● AIM
The records that follow should be retyped word for word.

:: RAW RECORDS ::

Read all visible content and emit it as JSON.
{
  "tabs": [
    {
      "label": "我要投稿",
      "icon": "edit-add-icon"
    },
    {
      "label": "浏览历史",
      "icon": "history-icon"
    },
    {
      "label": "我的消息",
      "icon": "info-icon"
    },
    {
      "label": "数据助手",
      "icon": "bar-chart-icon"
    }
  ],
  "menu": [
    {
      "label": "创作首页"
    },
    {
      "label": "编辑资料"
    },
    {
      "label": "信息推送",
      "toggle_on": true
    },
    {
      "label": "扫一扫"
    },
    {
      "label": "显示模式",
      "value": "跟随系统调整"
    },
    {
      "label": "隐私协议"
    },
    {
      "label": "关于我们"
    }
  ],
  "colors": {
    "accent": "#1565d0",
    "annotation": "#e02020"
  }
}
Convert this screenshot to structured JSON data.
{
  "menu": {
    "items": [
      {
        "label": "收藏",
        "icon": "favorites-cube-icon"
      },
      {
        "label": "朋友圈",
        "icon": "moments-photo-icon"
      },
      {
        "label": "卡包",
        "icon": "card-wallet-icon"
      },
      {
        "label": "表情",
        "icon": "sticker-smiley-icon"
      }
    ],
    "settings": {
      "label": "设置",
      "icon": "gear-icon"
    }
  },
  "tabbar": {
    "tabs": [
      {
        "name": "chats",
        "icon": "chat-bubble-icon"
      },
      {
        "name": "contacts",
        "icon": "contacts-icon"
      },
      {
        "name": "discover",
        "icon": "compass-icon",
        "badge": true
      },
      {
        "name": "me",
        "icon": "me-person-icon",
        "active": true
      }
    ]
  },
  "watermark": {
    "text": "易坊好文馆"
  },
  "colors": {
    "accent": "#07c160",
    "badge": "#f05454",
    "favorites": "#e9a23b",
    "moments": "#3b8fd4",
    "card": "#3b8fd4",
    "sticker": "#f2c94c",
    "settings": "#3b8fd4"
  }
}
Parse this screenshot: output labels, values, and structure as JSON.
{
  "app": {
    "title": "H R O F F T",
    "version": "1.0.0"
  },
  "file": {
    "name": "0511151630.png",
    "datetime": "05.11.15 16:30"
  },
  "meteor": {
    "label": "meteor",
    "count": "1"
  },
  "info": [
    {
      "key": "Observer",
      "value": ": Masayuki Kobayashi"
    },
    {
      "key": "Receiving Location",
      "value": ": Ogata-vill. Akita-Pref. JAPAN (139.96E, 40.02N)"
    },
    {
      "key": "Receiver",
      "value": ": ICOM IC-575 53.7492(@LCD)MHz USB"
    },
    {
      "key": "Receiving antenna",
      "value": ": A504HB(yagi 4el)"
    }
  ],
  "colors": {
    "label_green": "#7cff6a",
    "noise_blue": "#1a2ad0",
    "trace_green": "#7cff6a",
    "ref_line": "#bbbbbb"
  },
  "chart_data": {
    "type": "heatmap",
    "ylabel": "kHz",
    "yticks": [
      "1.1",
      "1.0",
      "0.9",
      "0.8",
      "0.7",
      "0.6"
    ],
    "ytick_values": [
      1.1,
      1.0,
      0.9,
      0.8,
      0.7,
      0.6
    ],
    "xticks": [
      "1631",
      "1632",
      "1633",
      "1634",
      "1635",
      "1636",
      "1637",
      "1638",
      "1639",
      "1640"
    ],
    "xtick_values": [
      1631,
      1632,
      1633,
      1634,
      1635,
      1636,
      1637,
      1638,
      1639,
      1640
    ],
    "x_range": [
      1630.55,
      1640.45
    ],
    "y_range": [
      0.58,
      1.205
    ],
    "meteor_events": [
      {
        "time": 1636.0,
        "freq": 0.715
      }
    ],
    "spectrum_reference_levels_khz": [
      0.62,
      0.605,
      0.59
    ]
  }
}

:::

● ANSWER TO THIS TASK
Read all visible content and emit it as JSON.
{
  "tabs": [
    {
      "label": "我要投稿",
      "icon": "edit-add-icon"
    },
    {
      "label": "浏览历史",
      "icon": "history-icon"
    },
    {
      "label": "我的消息",
      "icon": "info-icon"
    },
    {
      "label": "数据助手",
      "icon": "bar-chart-icon"
    }
  ],
  "menu": [
    {
      "label": "创作首页"
    },
    {
      "label": "编辑资料"
    },
    {
      "label": "信息推送",
      "toggle_on": true
    },
    {
      "label": "扫一扫"
    },
    {
      "label": "显示模式",
      "value": "跟随系统调整"
    },
    {
      "label": "隐私协议"
    },
    {
      "label": "关于我们"
    }
  ],
  "colors": {
    "accent": "#1565d0",
    "annotation": "#e02020"
  }
}
Convert this screenshot to structured JSON data.
{
  "menu": {
    "items": [
      {
        "label": "收藏",
        "icon": "favorites-cube-icon"
      },
      {
        "label": "朋友圈",
        "icon": "moments-photo-icon"
      },
      {
        "label": "卡包",
        "icon": "card-wallet-icon"
      },
      {
        "label": "表情",
        "icon": "sticker-smiley-icon"
      }
    ],
    "settings": {
      "label": "设置",
      "icon": "gear-icon"
    }
  },
  "tabbar": {
    "tabs": [
      {
        "name": "chats",
        "icon": "chat-bubble-icon"
      },
      {
        "name": "contacts",
        "icon": "contacts-icon"
      },
      {
        "name": "discover",
        "icon": "compass-icon",
        "badge": true
      },
      {
        "name": "me",
        "icon": "me-person-icon",
        "active": true
      }
    ]
  },
  "watermark": {
    "text": "易坊好文馆"
  },
  "colors": {
    "accent": "#07c160",
    "badge": "#f05454",
    "favorites": "#e9a23b",
    "moments": "#3b8fd4",
    "card": "#3b8fd4",
    "sticker": "#f2c94c",
    "settings": "#3b8fd4"
  }
}
Parse this screenshot: output labels, values, and structure as JSON.
{
  "app": {
    "title": "H R O F F T",
    "version": "1.0.0"
  },
  "file": {
    "name": "0511151630.png",
    "datetime": "05.11.15 16:30"
  },
  "meteor": {
    "label": "meteor",
    "count": "1"
  },
  "info": [
    {
      "key": "Observer",
      "value": ": Masayuki Kobayashi"
    },
    {
      "key": "Receiving Location",
      "value": ": Ogata-vill. Akita-Pref. JAPAN (139.96E, 40.02N)"
    },
    {
      "key": "Receiver",
      "value": ": ICOM IC-575 53.7492(@LCD)MHz USB"
    },
    {
      "key": "Receiving antenna",
      "value": ": A504HB(yagi 4el)"
    }
  ],
  "colors": {
    "label_green": "#7cff6a",
    "noise_blue": "#1a2ad0",
    "trace_green": "#7cff6a",
    "ref_line": "#bbbbbb"
  },
  "chart_data": {
    "type": "heatmap",
    "ylabel": "kHz",
    "yticks": [
      "1.1",
      "1.0",
      "0.9",
      "0.8",
      "0.7",
      "0.6"
    ],
    "ytick_values": [
      1.1,
      1.0,
      0.9,
      0.8,
      0.7,
      0.6
    ],
    "xticks": [
      "1631",
      "1632",
      "1633",
      "1634",
      "1635",
      "1636",
      "1637",
      "1638",
      "1639",
      "1640"
    ],
    "xtick_values": [
      1631,
      1632,
      1633,
      1634,
      1635,
      1636,
      1637,
      1638,
      1639,
      1640
    ],
    "x_range": [
      1630.55,
      1640.45
    ],
    "y_range": [
      0.58,
      1.205
    ],
    "meteor_events": [
      {
        "time": 1636.0,
        "freq": 0.715
      }
    ],
    "spectrum_reference_levels_khz": [
      0.62,
      0.605,
      0.59
    ]
  }
}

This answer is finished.